### Fragmento
Las consecuencias a largo plazo de la guerra producen odios cruzados, entierran integraciones y refuerzan divisiones destinadas a reaparecer en ciclos históricos posteriores. La repercusión más inmediata y a corto y medio plazo de una crisis alimentaria es el aumento masivo de las migraciones. Una crisis alimentaria en países que ya están por debajo del umbral de consumo de los alimentos que necesitan puede desencadenar fácilmente una hambruna en toda regla. La generalización de la crisis podría invertir la tendencia migratoria clásica representada por el movimiento dentro del continente africano y acentuar la de la migración transcontinental, con repercusiones evidentes en Europa, Turquía, Grecia y los Balcanes.
El impacto es difícil de calcular, porque por primera vez los flujos migratorios llegarían a un continente que ya tiene una crisis energética y alimentaria que afrontar.

### Enunciado 1
Según el fragmento, ¿cuál es la repercusión más inmediata y a corto y medio plazo de una crisis alimentaria?
### Enunciado 2
Cambie "politics-line" por "political-event" en los registros, comenzando por el primero y terminando con la línea que contiene "stage-cell: 开始沦为半殖民地半封建社会（1840—1864年）: [91, 178, 145, 583]", inclusive. Reproduzca únicamente esas líneas y deje todo lo demás sin modificar.

### Registros proporcionados
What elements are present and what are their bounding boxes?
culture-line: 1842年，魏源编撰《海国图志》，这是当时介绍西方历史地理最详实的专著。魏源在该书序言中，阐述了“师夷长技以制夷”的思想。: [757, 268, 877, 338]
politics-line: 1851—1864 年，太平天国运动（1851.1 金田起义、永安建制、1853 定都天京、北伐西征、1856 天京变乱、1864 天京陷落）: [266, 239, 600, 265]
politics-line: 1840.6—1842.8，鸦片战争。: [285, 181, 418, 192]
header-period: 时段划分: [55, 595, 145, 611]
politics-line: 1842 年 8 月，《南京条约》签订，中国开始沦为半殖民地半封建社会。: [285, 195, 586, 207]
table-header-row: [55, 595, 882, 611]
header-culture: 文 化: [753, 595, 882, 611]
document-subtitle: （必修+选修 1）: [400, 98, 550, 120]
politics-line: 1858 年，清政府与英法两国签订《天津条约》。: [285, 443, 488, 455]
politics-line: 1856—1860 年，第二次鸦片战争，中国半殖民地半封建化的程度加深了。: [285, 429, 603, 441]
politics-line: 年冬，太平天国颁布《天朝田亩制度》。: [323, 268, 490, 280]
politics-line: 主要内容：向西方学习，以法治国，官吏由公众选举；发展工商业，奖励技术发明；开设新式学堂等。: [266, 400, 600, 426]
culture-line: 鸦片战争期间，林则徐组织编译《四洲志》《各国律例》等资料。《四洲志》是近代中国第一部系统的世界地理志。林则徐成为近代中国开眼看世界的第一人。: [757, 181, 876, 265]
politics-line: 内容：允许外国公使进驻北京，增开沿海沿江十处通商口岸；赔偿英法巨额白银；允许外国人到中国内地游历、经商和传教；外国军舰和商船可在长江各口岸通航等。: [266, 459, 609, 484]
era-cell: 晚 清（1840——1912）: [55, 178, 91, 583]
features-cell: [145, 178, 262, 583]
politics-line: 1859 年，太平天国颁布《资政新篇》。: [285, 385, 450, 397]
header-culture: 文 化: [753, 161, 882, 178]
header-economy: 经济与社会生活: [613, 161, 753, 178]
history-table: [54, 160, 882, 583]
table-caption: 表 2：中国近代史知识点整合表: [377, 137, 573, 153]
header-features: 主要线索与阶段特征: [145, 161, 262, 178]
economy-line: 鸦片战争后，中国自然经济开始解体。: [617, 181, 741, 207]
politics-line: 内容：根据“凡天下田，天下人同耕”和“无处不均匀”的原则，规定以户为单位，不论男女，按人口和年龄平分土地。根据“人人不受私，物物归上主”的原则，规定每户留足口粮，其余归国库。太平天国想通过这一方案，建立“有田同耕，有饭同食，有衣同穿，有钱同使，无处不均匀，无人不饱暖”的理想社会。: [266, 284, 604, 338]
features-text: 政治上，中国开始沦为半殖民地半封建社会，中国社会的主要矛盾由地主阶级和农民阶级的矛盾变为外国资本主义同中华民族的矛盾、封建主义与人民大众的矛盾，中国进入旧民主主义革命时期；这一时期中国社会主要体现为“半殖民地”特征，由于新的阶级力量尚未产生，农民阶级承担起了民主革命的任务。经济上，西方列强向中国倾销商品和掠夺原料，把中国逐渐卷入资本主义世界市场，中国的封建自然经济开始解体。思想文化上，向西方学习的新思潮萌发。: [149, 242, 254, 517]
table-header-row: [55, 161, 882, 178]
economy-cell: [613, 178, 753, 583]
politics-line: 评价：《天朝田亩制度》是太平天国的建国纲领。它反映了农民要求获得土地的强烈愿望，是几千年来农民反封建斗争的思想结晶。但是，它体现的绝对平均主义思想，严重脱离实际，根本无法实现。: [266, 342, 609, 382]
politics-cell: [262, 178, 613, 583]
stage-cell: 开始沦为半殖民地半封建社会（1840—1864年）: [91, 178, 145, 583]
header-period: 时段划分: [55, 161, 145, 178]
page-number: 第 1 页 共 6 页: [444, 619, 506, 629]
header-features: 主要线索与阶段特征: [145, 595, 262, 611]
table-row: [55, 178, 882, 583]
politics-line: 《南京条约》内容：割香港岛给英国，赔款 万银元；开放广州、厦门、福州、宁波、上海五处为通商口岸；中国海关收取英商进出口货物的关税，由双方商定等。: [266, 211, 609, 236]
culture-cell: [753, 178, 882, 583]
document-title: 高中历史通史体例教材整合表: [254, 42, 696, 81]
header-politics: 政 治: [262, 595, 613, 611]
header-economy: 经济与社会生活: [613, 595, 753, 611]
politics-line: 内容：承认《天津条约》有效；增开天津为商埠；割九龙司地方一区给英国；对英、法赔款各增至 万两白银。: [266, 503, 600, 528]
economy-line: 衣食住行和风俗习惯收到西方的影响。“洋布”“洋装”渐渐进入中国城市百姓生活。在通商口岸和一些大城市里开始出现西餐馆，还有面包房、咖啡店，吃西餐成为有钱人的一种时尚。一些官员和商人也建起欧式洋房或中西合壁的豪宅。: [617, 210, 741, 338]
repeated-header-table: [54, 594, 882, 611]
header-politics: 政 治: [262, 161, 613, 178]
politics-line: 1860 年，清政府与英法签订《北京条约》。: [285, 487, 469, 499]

### Respuesta completa 1
El aumento masivo de las migraciones.

### Respuesta completa 2
What elements are present and what are their bounding boxes?
culture-line: 1842年，魏源编撰《海国图志》，这是当时介绍西方历史地理最详实的专著。魏源在该书序言中，阐述了“师夷长技以制夷”的思想。: [757, 268, 877, 338]
political-event: 1851—1864 年，太平天国运动（1851.1 金田起义、永安建制、1853 定都天京、北伐西征、1856 天京变乱、1864 天京陷落）: [266, 239, 600, 265]
political-event: 1840.6—1842.8，鸦片战争。: [285, 181, 418, 192]
header-period: 时段划分: [55, 595, 145, 611]
political-event: 1842 年 8 月，《南京条约》签订，中国开始沦为半殖民地半封建社会。: [285, 195, 586, 207]
table-header-row: [55, 595, 882, 611]
header-culture: 文 化: [753, 595, 882, 611]
document-subtitle: （必修+选修 1）: [400, 98, 550, 120]
political-event: 1858 年，清政府与英法两国签订《天津条约》。: [285, 443, 488, 455]
political-event: 1856—1860 年，第二次鸦片战争，中国半殖民地半封建化的程度加深了。: [285, 429, 603, 441]
political-event: 年冬，太平天国颁布《天朝田亩制度》。: [323, 268, 490, 280]
political-event: 主要内容：向西方学习，以法治国，官吏由公众选举；发展工商业，奖励技术发明；开设新式学堂等。: [266, 400, 600, 426]
culture-line: 鸦片战争期间，林则徐组织编译《四洲志》《各国律例》等资料。《四洲志》是近代中国第一部系统的世界地理志。林则徐成为近代中国开眼看世界的第一人。: [757, 181, 876, 265]
political-event: 内容：允许外国公使进驻北京，增开沿海沿江十处通商口岸；赔偿英法巨额白银；允许外国人到中国内地游历、经商和传教；外国军舰和商船可在长江各口岸通航等。: [266, 459, 609, 484]
era-cell: 晚 清（1840——1912）: [55, 178, 91, 583]
features-cell: [145, 178, 262, 583]
political-event: 1859 年，太平天国颁布《资政新篇》。: [285, 385, 450, 397]
header-culture: 文 化: [753, 161, 882, 178]
header-economy: 经济与社会生活: [613, 161, 753, 178]
history-table: [54, 160, 882, 583]
table-caption: 表 2：中国近代史知识点整合表: [377, 137, 573, 153]
header-features: 主要线索与阶段特征: [145, 161, 262, 178]
economy-line: 鸦片战争后，中国自然经济开始解体。: [617, 181, 741, 207]
political-event: 内容：根据“凡天下田，天下人同耕”和“无处不均匀”的原则，规定以户为单位，不论男女，按人口和年龄平分土地。根据“人人不受私，物物归上主”的原则，规定每户留足口粮，其余归国库。太平天国想通过这一方案，建立“有田同耕，有饭同食，有衣同穿，有钱同使，无处不均匀，无人不饱暖”的理想社会。: [266, 284, 604, 338]
features-text: 政治上，中国开始沦为半殖民地半封建社会，中国社会的主要矛盾由地主阶级和农民阶级的矛盾变为外国资本主义同中华民族的矛盾、封建主义与人民大众的矛盾，中国进入旧民主主义革命时期；这一时期中国社会主要体现为“半殖民地”特征，由于新的阶级力量尚未产生，农民阶级承担起了民主革命的任务。经济上，西方列强向中国倾销商品和掠夺原料，把中国逐渐卷入资本主义世界市场，中国的封建自然经济开始解体。思想文化上，向西方学习的新思潮萌发。: [149, 242, 254, 517]
table-header-row: [55, 161, 882, 178]
economy-cell: [613, 178, 753, 583]
political-event: 评价：《天朝田亩制度》是太平天国的建国纲领。它反映了农民要求获得土地的强烈愿望，是几千年来农民反封建斗争的思想结晶。但是，它体现的绝对平均主义思想，严重脱离实际，根本无法实现。: [266, 342, 609, 382]
politics-cell: [262, 178, 613, 583]
stage-cell: 开始沦为半殖民地半封建社会（1840—1864年）: [91, 178, 145, 583]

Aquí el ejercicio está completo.